• What to do
Copy every line of the data that contains the string "screenshot".
+===+
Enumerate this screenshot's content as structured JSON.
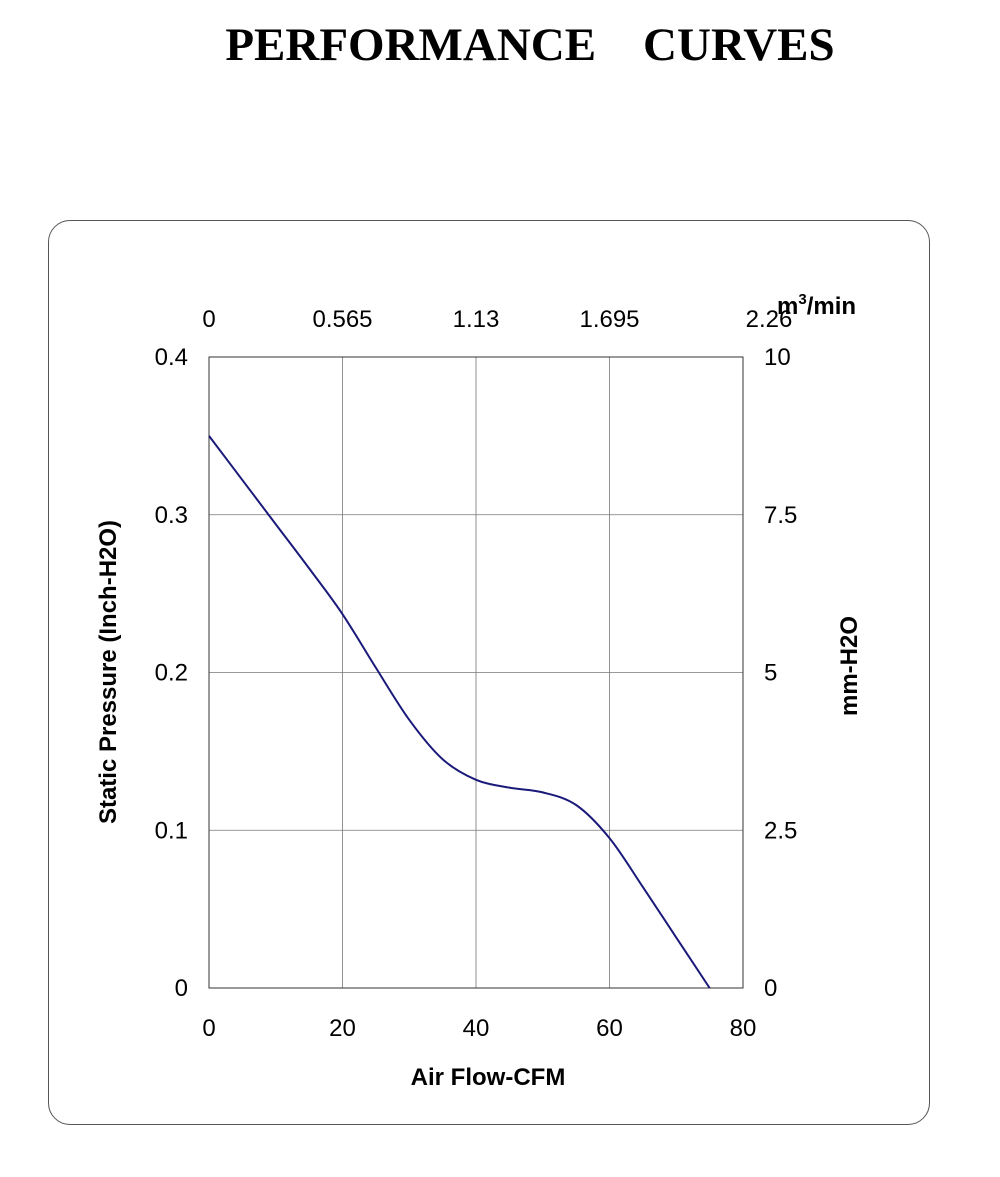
{
  "title": "PERFORMANCE    CURVES",
  "chart_data": {
    "type": "line",
    "x": [
      0,
      5,
      10,
      15,
      20,
      25,
      30,
      35,
      40,
      45,
      50,
      55,
      60,
      65,
      70,
      75
    ],
    "series": [
      {
        "values": [
          0.35,
          0.322,
          0.294,
          0.266,
          0.237,
          0.203,
          0.17,
          0.145,
          0.132,
          0.127,
          0.124,
          0.116,
          0.095,
          0.064,
          0.032,
          0.0
        ],
        "color": "#1a1a7a"
      }
    ],
    "xlabel": "Air Flow-CFM",
    "ylabel": "Static Pressure (Inch-H2O)",
    "x2label_base": "m",
    "x2label_sup": "3",
    "x2label_rest": "/min",
    "y2label": "mm-H2O",
    "xlim": [
      0,
      80
    ],
    "ylim": [
      0,
      0.4
    ],
    "x_ticks": [
      "0",
      "20",
      "40",
      "60",
      "80"
    ],
    "y_ticks": [
      "0",
      "0.1",
      "0.2",
      "0.3",
      "0.4"
    ],
    "x2_ticks": [
      "0",
      "0.565",
      "1.13",
      "1.695",
      "2.26"
    ],
    "y2_ticks": [
      "0",
      "2.5",
      "5",
      "7.5",
      "10"
    ],
    "grid": true
  }
}
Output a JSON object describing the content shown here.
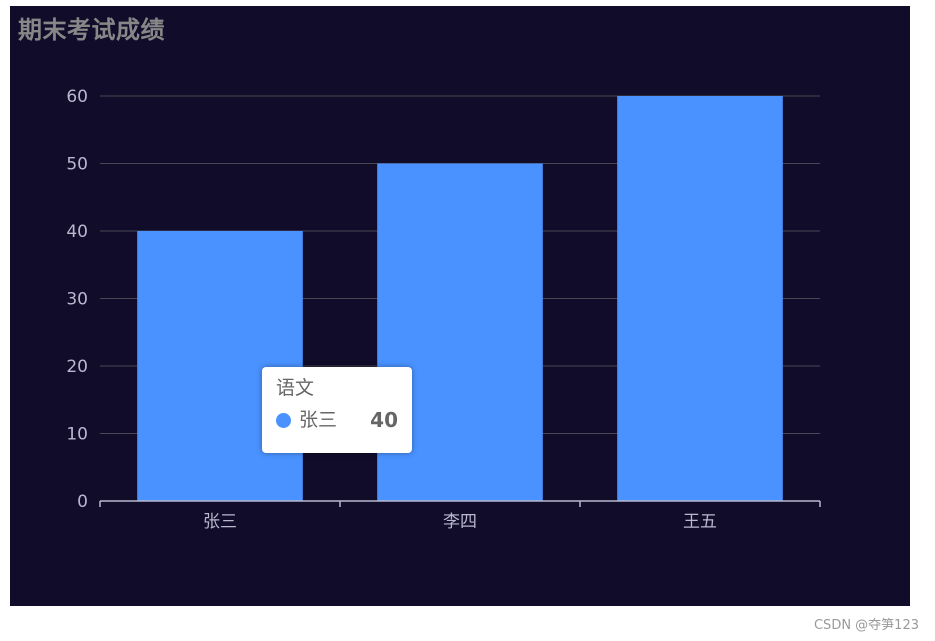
{
  "title": "期末考试成绩",
  "watermark": "CSDN @夺笋123",
  "colors": {
    "background": "#100c2a",
    "bar": "#4992ff",
    "axis_line": "#b9b8ce",
    "grid_line": "#484753",
    "tick_label": "#b9b8ce",
    "title": "#878787"
  },
  "chart_data": {
    "type": "bar",
    "title": "期末考试成绩",
    "categories": [
      "张三",
      "李四",
      "王五"
    ],
    "series": [
      {
        "name": "语文",
        "values": [
          40,
          50,
          60
        ]
      }
    ],
    "ylim": [
      0,
      60
    ],
    "yticks": [
      0,
      10,
      20,
      30,
      40,
      50,
      60
    ],
    "grid": true,
    "xlabel": "",
    "ylabel": ""
  },
  "tooltip": {
    "series_name": "语文",
    "category": "张三",
    "value": "40",
    "marker_color": "#4992ff"
  }
}
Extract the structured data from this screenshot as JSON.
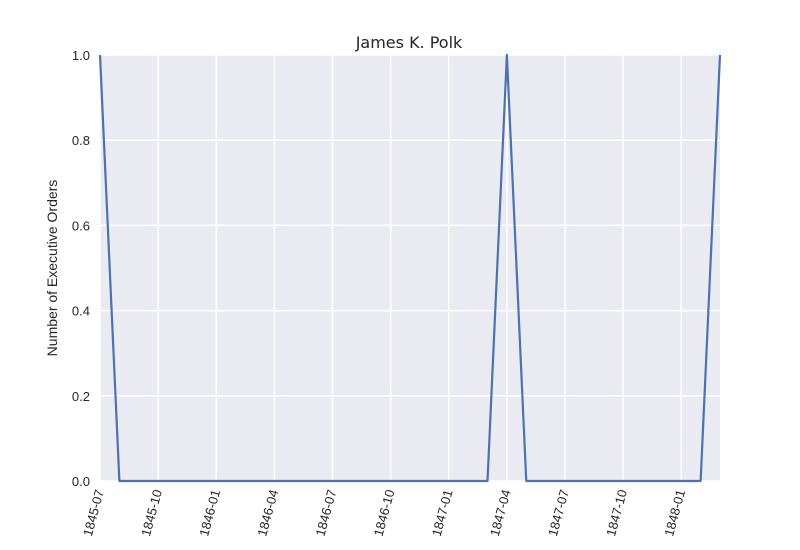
{
  "chart_data": {
    "type": "line",
    "title": "James K. Polk",
    "xlabel": "",
    "ylabel": "Number of Executive Orders",
    "x_tick_labels": [
      "1845-07",
      "1845-10",
      "1846-01",
      "1846-04",
      "1846-07",
      "1846-10",
      "1847-01",
      "1847-04",
      "1847-07",
      "1847-10",
      "1848-01"
    ],
    "y_tick_labels": [
      "0.0",
      "0.2",
      "0.4",
      "0.6",
      "0.8",
      "1.0"
    ],
    "ylim": [
      0,
      1
    ],
    "xlim": [
      "1845-07",
      "1848-03"
    ],
    "grid": true,
    "series": [
      {
        "x": [
          "1845-07",
          "1845-08",
          "1845-09",
          "1845-10",
          "1845-11",
          "1845-12",
          "1846-01",
          "1846-02",
          "1846-03",
          "1846-04",
          "1846-05",
          "1846-06",
          "1846-07",
          "1846-08",
          "1846-09",
          "1846-10",
          "1846-11",
          "1846-12",
          "1847-01",
          "1847-02",
          "1847-03",
          "1847-04",
          "1847-05",
          "1847-06",
          "1847-07",
          "1847-08",
          "1847-09",
          "1847-10",
          "1847-11",
          "1847-12",
          "1848-01",
          "1848-02",
          "1848-03"
        ],
        "values": [
          1,
          0,
          0,
          0,
          0,
          0,
          0,
          0,
          0,
          0,
          0,
          0,
          0,
          0,
          0,
          0,
          0,
          0,
          0,
          0,
          0,
          1,
          0,
          0,
          0,
          0,
          0,
          0,
          0,
          0,
          0,
          0,
          1
        ],
        "color": "#4c72b0"
      }
    ],
    "background_color": "#eaeaf2",
    "grid_color": "#ffffff"
  }
}
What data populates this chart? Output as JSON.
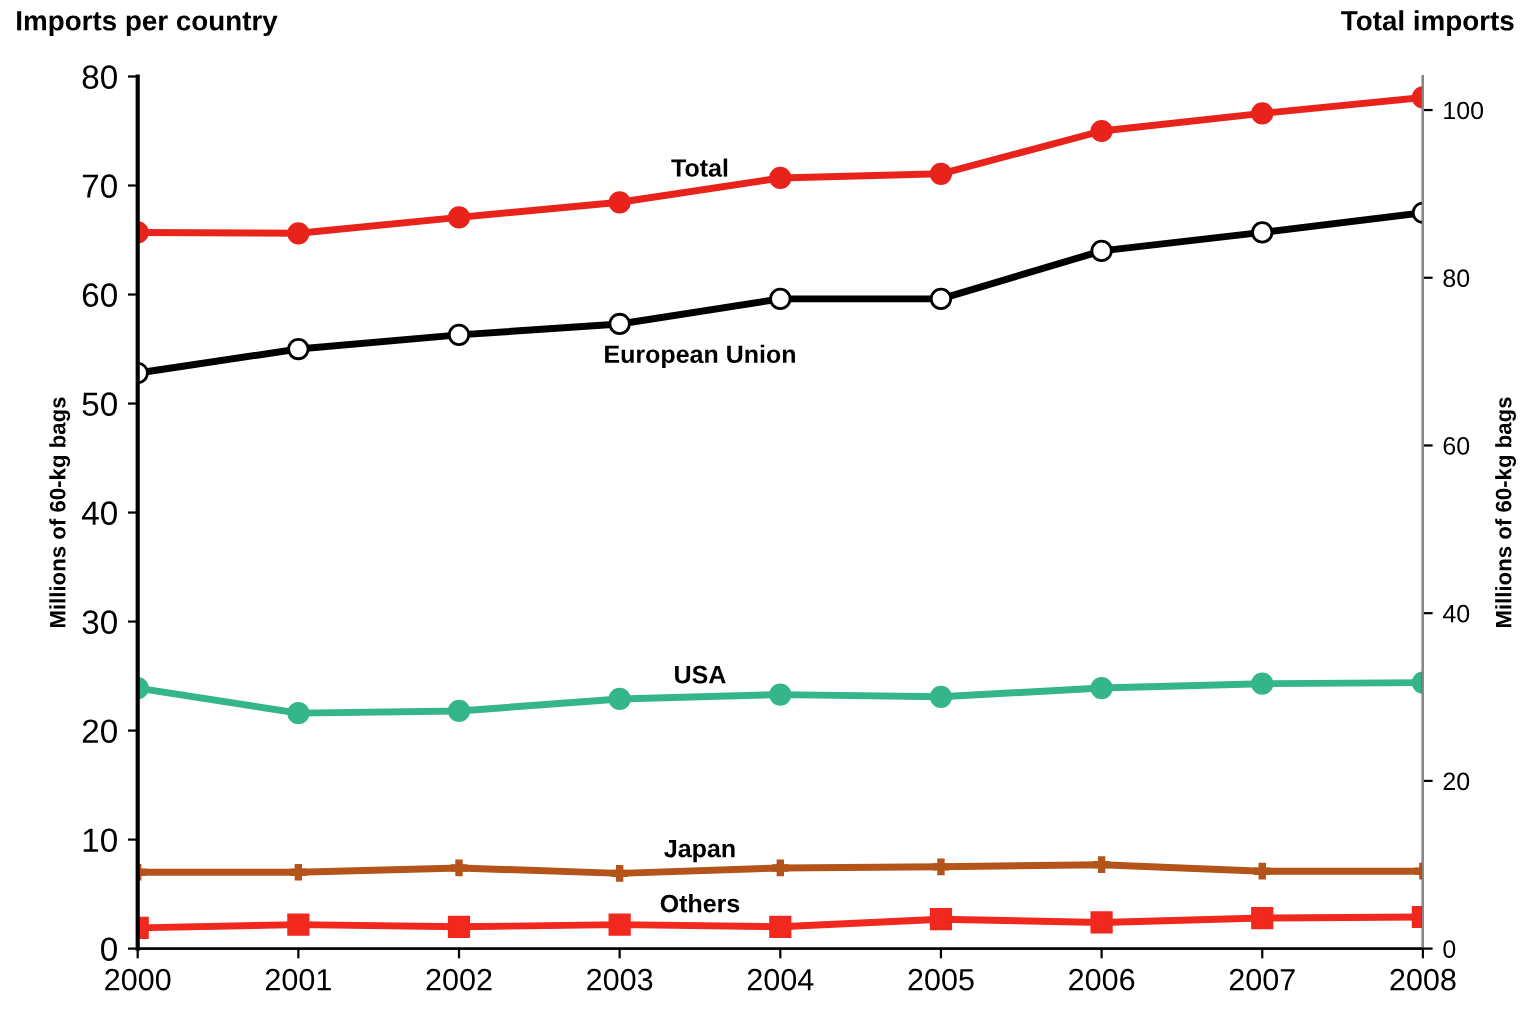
+===+
• Result
Enumerate this screenshot's content as structured JSON.
Extract the structured data from this screenshot as JSON.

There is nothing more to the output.